_EXCERPT TO READ:_
I do have some progress to report. The issues you are seeing with test case 2 are due to the context.reload() calling context.stop() followed by context.start() context.start() unregisters and re-registers the context with JMX. Whilst the context is unregistered it does not appear in the mapper so the request is mapped to the ROOT webapp and a 404 results. I am currently looking for the least ugly hack around this issue. At first glance test case 3 is a separate issue which I will look at once I have test case 2 working properly.
I have committed another patch to trunk and proposed it for 6.0.x that fixes another source of 404s on reload. The patch is: http://svn.apache.org/viewvc?rev=667644&view=rev With this patch I can't get any 404s with test case 2. On to test case 3...
I can't reproduce the problem you had with case 3. Have you set the unloadDelay on the context? I have set mine to 20000 (20 seconds) for this bug to make sure that the servlet is given a chance to destroy() cleanly.

_EXERCISE INSTRUCTIONS:_ Extend the thread on 404 errors during context reload, starting after its last sentence.

[A block of data]
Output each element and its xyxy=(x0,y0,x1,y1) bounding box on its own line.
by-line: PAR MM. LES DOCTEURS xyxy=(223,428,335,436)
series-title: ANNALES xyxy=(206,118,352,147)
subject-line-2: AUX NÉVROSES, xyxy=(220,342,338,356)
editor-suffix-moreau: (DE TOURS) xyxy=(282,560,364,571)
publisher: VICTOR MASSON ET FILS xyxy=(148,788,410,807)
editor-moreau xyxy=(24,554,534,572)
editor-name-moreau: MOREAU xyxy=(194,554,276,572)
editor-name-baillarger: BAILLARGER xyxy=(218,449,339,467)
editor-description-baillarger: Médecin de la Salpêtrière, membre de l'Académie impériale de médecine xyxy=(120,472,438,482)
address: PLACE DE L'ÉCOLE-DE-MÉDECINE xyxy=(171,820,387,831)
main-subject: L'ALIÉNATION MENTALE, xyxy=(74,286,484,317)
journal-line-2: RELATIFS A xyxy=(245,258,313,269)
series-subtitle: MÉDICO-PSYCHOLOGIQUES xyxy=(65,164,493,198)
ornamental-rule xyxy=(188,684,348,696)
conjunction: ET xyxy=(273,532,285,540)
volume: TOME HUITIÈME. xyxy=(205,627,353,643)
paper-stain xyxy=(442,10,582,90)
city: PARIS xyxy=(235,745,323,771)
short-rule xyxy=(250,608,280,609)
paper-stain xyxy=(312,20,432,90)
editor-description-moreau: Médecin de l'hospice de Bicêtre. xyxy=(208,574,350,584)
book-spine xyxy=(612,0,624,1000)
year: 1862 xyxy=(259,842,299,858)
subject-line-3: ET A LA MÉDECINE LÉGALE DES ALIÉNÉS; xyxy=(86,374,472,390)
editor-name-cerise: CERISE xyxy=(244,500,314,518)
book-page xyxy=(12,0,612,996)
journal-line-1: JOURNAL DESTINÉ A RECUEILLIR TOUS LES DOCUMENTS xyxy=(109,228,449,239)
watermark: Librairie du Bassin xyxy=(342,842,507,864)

_EXERCISE RESPONSE:_
The Reloading looks like it works well now. Thanks! As for case #3... Yes I can still get that to happen. I thought maybe it was easier for me to reproduce because my laptop had dual core. I booted nosmp and I was still able to get it to happen (infact, I think it may have been easier). Yes, there is a setting for the 20 second timeout... but it's not hitting that. It's pretty much immediately blazing into servicing the request even though the destroy is in progress. The Destroy starting you see in my previous message and the starting servicing come basically at the same time. I think the key is to get the request on window 3 in before window 2 is finished causing the servlet to start. It doesn't happen every time... And it may be easier to recreate on a slower machine... it certainly appears easier to recreate when I replaced the init() sleep(5000) with a CPU bound loop Let me know if you can get it to happen... and if not I'll see what I can do for a better testcase. Thanks again
Sorry, I still can't repeat the issue with test case 3. I have tried on a couple of different machines.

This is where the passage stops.